▸ TASK STATEMENT: Check the listing below line by line and report how many lines hold "Show", with no other words.
--- Start ENTRIES SUPPLIED ---
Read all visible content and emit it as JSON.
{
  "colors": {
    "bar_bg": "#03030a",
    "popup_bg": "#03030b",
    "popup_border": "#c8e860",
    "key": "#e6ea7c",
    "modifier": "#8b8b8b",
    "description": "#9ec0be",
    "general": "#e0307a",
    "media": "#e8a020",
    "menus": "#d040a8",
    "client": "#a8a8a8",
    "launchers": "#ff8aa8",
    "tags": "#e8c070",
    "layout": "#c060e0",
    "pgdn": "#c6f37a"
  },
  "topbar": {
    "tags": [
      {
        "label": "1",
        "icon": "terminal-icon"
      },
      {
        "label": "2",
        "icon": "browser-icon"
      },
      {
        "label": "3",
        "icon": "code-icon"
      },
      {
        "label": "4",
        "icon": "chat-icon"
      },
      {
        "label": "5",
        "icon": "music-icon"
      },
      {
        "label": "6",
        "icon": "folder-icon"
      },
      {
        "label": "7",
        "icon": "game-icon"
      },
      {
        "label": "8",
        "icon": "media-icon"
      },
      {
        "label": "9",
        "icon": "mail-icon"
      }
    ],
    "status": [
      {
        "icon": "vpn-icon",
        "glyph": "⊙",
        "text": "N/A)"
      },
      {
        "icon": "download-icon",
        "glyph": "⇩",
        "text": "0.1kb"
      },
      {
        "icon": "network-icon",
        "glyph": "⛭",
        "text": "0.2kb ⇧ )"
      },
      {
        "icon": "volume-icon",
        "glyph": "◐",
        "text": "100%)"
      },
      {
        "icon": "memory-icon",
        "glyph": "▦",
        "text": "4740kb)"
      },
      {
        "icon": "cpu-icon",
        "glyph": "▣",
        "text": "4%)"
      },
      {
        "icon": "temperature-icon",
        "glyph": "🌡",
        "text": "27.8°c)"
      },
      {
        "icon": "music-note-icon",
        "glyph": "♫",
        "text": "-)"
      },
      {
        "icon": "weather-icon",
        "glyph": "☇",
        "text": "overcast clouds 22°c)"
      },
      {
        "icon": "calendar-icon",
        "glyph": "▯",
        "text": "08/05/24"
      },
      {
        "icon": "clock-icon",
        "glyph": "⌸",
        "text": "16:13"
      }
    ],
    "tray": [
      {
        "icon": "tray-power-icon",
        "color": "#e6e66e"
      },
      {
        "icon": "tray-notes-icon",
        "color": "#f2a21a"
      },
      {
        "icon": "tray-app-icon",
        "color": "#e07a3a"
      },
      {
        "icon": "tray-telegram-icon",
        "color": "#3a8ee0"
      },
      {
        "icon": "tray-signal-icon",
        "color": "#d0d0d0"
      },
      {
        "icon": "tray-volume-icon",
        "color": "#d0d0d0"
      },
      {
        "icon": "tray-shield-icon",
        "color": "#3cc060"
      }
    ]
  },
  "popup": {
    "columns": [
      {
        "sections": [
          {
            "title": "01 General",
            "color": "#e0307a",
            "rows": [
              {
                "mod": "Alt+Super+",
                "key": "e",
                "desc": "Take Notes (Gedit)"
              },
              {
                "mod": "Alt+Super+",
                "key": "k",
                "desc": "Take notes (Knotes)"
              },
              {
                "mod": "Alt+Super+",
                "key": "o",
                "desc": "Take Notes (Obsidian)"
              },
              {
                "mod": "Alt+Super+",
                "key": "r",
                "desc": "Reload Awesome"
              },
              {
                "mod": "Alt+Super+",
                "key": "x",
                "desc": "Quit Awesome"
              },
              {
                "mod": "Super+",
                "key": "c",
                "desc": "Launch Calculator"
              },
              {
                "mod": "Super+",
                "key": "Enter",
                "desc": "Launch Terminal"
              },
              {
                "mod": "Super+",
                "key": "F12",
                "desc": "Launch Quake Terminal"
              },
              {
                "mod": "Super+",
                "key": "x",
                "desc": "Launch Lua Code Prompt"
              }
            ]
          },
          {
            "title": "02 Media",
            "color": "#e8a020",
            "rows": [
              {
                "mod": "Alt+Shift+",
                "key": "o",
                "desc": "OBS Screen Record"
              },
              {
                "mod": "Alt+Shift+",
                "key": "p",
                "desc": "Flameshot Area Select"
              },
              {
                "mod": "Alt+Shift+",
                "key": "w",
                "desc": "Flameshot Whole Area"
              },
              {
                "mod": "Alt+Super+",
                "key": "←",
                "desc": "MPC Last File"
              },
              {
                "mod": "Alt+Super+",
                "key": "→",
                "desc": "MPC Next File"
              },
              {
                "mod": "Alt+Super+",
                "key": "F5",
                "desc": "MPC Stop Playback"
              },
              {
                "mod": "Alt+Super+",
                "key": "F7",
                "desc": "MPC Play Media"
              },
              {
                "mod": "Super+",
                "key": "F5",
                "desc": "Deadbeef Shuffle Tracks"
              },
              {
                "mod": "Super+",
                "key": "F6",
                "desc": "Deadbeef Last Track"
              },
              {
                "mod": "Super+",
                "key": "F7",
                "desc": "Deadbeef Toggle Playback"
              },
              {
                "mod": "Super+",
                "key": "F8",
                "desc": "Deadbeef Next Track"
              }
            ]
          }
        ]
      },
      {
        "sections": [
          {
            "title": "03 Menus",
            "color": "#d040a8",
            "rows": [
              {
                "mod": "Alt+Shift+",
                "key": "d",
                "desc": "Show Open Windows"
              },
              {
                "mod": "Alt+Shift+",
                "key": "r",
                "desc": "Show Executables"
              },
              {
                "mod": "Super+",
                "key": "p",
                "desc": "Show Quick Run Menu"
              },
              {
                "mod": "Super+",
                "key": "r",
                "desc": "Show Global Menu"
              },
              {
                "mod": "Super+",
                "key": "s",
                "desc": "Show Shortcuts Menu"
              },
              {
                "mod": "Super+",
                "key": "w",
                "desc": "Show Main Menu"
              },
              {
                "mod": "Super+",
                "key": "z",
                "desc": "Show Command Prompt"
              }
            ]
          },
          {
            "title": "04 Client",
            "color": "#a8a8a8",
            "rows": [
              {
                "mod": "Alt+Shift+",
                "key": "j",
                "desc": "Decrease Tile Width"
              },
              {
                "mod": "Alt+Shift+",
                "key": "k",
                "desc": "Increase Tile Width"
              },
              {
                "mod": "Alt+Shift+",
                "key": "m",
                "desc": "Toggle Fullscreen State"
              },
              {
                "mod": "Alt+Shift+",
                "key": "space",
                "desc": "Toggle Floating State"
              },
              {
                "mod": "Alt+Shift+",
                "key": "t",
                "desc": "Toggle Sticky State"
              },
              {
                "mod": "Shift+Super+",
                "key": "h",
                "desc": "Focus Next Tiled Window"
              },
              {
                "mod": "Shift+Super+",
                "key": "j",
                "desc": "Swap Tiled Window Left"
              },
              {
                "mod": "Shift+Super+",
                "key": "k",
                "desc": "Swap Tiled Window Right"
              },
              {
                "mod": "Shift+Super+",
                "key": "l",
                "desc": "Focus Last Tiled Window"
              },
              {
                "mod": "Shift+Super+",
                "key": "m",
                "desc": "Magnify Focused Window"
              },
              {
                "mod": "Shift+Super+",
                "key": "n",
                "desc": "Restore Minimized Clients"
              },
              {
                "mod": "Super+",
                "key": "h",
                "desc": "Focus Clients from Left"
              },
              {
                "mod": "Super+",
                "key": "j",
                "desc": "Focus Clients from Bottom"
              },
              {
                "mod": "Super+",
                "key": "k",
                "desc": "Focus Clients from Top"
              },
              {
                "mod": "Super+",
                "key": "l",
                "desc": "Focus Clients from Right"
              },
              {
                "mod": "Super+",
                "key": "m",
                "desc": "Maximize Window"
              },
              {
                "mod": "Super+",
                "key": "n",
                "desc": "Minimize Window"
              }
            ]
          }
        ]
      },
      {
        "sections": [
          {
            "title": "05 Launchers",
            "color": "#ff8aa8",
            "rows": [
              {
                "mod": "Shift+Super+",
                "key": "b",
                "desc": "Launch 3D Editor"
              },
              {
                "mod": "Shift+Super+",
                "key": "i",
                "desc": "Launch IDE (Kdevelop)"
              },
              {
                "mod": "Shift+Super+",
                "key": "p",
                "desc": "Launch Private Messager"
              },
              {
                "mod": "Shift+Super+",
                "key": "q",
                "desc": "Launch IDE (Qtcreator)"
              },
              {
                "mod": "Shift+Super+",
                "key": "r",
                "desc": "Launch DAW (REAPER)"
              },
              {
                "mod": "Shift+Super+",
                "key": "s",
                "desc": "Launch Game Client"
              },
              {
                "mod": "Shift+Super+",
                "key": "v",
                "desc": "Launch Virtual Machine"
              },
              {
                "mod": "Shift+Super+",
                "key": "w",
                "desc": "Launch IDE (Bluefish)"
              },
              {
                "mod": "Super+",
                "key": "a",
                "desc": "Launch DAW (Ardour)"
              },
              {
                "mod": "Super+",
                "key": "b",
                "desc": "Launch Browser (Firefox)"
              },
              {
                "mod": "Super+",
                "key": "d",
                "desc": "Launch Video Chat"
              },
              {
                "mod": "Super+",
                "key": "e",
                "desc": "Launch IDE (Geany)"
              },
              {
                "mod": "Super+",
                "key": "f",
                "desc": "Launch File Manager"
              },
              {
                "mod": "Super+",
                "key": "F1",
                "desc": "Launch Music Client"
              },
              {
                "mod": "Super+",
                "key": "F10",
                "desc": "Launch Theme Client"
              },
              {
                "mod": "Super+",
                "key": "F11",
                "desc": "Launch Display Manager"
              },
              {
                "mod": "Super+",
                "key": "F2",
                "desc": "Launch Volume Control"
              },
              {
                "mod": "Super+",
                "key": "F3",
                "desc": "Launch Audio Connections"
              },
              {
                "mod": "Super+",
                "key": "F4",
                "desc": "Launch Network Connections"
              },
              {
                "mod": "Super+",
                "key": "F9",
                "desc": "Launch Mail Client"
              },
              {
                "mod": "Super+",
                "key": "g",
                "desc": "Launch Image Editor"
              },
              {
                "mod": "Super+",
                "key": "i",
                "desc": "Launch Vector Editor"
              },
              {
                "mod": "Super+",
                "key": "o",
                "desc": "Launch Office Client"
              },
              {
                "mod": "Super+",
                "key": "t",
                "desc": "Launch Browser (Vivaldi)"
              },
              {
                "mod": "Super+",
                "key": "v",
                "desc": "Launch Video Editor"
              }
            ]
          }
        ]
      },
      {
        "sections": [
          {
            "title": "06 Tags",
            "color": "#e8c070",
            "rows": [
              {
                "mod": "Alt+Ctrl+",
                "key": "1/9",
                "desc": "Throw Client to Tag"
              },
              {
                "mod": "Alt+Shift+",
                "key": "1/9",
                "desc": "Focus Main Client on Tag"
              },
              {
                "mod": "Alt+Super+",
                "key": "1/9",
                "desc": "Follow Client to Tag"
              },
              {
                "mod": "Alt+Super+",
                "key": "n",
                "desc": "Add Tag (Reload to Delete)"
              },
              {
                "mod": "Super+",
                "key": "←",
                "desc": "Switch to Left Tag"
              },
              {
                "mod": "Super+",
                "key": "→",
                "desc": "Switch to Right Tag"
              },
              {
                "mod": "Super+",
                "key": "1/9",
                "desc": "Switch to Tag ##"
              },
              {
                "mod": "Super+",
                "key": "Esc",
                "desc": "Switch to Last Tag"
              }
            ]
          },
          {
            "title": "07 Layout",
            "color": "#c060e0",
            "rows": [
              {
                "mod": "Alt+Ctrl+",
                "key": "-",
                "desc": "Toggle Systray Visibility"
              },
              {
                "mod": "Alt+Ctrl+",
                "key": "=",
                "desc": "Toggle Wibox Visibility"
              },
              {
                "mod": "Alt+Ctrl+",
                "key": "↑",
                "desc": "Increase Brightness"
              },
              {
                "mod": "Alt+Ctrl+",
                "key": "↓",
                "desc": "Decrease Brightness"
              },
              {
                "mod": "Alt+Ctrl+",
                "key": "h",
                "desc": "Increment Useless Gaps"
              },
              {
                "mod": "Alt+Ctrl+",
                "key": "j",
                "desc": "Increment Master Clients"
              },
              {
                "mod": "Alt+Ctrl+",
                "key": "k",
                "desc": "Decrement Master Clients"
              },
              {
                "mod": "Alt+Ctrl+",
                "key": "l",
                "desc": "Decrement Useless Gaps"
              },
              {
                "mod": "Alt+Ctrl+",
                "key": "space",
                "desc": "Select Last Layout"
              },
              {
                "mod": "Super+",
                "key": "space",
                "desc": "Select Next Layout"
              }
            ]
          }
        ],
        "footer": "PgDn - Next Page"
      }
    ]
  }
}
--- End ENTRIES SUPPLIED ---
▸ FINISHED TASK: 7